Rows from a dataset
::::::::

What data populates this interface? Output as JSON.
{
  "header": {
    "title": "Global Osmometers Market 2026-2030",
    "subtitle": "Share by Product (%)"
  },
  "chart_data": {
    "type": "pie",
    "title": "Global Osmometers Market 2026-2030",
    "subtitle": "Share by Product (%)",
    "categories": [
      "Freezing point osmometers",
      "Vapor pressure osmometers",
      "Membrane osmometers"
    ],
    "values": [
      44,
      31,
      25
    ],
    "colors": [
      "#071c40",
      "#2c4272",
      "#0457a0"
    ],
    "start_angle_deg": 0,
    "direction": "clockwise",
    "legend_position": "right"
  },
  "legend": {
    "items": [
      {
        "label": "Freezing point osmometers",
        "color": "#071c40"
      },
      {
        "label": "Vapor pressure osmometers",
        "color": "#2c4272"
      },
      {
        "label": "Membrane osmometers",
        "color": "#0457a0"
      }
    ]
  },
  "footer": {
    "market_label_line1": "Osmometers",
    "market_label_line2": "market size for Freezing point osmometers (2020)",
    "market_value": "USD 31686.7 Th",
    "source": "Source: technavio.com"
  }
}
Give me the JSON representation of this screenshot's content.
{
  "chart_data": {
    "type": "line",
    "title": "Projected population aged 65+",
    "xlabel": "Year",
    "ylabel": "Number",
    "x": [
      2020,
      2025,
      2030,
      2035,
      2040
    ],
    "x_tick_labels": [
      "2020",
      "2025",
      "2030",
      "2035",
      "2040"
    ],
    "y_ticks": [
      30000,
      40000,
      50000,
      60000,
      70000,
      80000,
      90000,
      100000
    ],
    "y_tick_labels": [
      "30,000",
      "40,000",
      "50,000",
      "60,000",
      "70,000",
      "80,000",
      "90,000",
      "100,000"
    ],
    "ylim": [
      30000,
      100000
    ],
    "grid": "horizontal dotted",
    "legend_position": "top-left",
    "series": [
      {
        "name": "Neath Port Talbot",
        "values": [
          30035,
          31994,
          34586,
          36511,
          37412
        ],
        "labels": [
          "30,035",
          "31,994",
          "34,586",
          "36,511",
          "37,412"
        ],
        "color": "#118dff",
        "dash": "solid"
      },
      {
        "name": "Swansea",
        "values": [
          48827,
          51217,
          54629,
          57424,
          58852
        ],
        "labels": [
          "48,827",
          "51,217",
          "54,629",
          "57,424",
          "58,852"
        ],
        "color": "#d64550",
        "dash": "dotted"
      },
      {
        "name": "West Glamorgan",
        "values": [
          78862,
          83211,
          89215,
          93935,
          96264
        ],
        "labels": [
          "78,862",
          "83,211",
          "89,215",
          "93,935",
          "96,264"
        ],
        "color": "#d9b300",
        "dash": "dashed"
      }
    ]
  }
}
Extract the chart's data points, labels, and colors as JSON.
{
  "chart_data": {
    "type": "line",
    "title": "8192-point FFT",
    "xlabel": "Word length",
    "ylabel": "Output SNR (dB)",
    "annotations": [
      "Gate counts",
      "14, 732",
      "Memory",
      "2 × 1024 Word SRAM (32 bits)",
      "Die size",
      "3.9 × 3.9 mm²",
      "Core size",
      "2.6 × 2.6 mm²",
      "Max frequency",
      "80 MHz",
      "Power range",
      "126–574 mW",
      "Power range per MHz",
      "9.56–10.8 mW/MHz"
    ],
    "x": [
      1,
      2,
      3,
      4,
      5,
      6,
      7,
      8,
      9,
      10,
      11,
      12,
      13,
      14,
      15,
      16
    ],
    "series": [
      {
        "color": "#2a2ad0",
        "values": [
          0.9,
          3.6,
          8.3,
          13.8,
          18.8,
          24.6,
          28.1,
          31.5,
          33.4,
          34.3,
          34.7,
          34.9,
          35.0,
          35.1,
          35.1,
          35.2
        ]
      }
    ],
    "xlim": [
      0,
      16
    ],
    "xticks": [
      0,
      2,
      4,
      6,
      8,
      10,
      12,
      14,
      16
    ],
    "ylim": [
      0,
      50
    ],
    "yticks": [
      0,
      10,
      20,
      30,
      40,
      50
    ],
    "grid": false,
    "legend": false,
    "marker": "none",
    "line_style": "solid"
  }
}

::::::::

EXERCISE –
Output the lines above verbatim and in full.

ANSWER –
What data populates this interface? Output as JSON.
{
  "header": {
    "title": "Global Osmometers Market 2026-2030",
    "subtitle": "Share by Product (%)"
  },
  "chart_data": {
    "type": "pie",
    "title": "Global Osmometers Market 2026-2030",
    "subtitle": "Share by Product (%)",
    "categories": [
      "Freezing point osmometers",
      "Vapor pressure osmometers",
      "Membrane osmometers"
    ],
    "values": [
      44,
      31,
      25
    ],
    "colors": [
      "#071c40",
      "#2c4272",
      "#0457a0"
    ],
    "start_angle_deg": 0,
    "direction": "clockwise",
    "legend_position": "right"
  },
  "legend": {
    "items": [
      {
        "label": "Freezing point osmometers",
        "color": "#071c40"
      },
      {
        "label": "Vapor pressure osmometers",
        "color": "#2c4272"
      },
      {
        "label": "Membrane osmometers",
        "color": "#0457a0"
      }
    ]
  },
  "footer": {
    "market_label_line1": "Osmometers",
    "market_label_line2": "market size for Freezing point osmometers (2020)",
    "market_value": "USD 31686.7 Th",
    "source": "Source: technavio.com"
  }
}
Give me the JSON representation of this screenshot's content.
{
  "chart_data": {
    "type": "line",
    "title": "Projected population aged 65+",
    "xlabel": "Year",
    "ylabel": "Number",
    "x": [
      2020,
      2025,
      2030,
      2035,
      2040
    ],
    "x_tick_labels": [
      "2020",
      "2025",
      "2030",
      "2035",
      "2040"
    ],
    "y_ticks": [
      30000,
      40000,
      50000,
      60000,
      70000,
      80000,
      90000,
      100000
    ],
    "y_tick_labels": [
      "30,000",
      "40,000",
      "50,000",
      "60,000",
      "70,000",
      "80,000",
      "90,000",
      "100,000"
    ],
    "ylim": [
      30000,
      100000
    ],
    "grid": "horizontal dotted",
    "legend_position": "top-left",
    "series": [
      {
        "name": "Neath Port Talbot",
        "values": [
          30035,
          31994,
          34586,
          36511,
          37412
        ],
        "labels": [
          "30,035",
          "31,994",
          "34,586",
          "36,511",
          "37,412"
        ],
        "color": "#118dff",
        "dash": "solid"
      },
      {
        "name": "Swansea",
        "values": [
          48827,
          51217,
          54629,
          57424,
          58852
        ],
        "labels": [
          "48,827",
          "51,217",
          "54,629",
          "57,424",
          "58,852"
        ],
        "color": "#d64550",
        "dash": "dotted"
      },
      {
        "name": "West Glamorgan",
        "values": [
          78862,
          83211,
          89215,
          93935,
          96264
        ],
        "labels": [
          "78,862",
          "83,211",
          "89,215",
          "93,935",
          "96,264"
        ],
        "color": "#d9b300",
        "dash": "dashed"
      }
    ]
  }
}
Extract the chart's data points, labels, and colors as JSON.
{
  "chart_data": {
    "type": "line",
    "title": "8192-point FFT",
    "xlabel": "Word length",
    "ylabel": "Output SNR (dB)",
    "annotations": [
      "Gate counts",
      "14, 732",
      "Memory",
      "2 × 1024 Word SRAM (32 bits)",
      "Die size",
      "3.9 × 3.9 mm²",
      "Core size",
      "2.6 × 2.6 mm²",
      "Max frequency",
      "80 MHz",
      "Power range",
      "126–574 mW",
      "Power range per MHz",
      "9.56–10.8 mW/MHz"
    ],
    "x": [
      1,
      2,
      3,
      4,
      5,
      6,
      7,
      8,
      9,
      10,
      11,
      12,
      13,
      14,
      15,
      16
    ],
    "series": [
      {
        "color": "#2a2ad0",
        "values": [
          0.9,
          3.6,
          8.3,
          13.8,
          18.8,
          24.6,
          28.1,
          31.5,
          33.4,
          34.3,
          34.7,
          34.9,
          35.0,
          35.1,
          35.1,
          35.2
        ]
      }
    ],
    "xlim": [
      0,
      16
    ],
    "xticks": [
      0,
      2,
      4,
      6,
      8,
      10,
      12,
      14,
      16
    ],
    "ylim": [
      0,
      50
    ],
    "yticks": [
      0,
      10,
      20,
      30,
      40,
      50
    ],
    "grid": false,
    "legend": false,
    "marker": "none",
    "line_style": "solid"
  }
}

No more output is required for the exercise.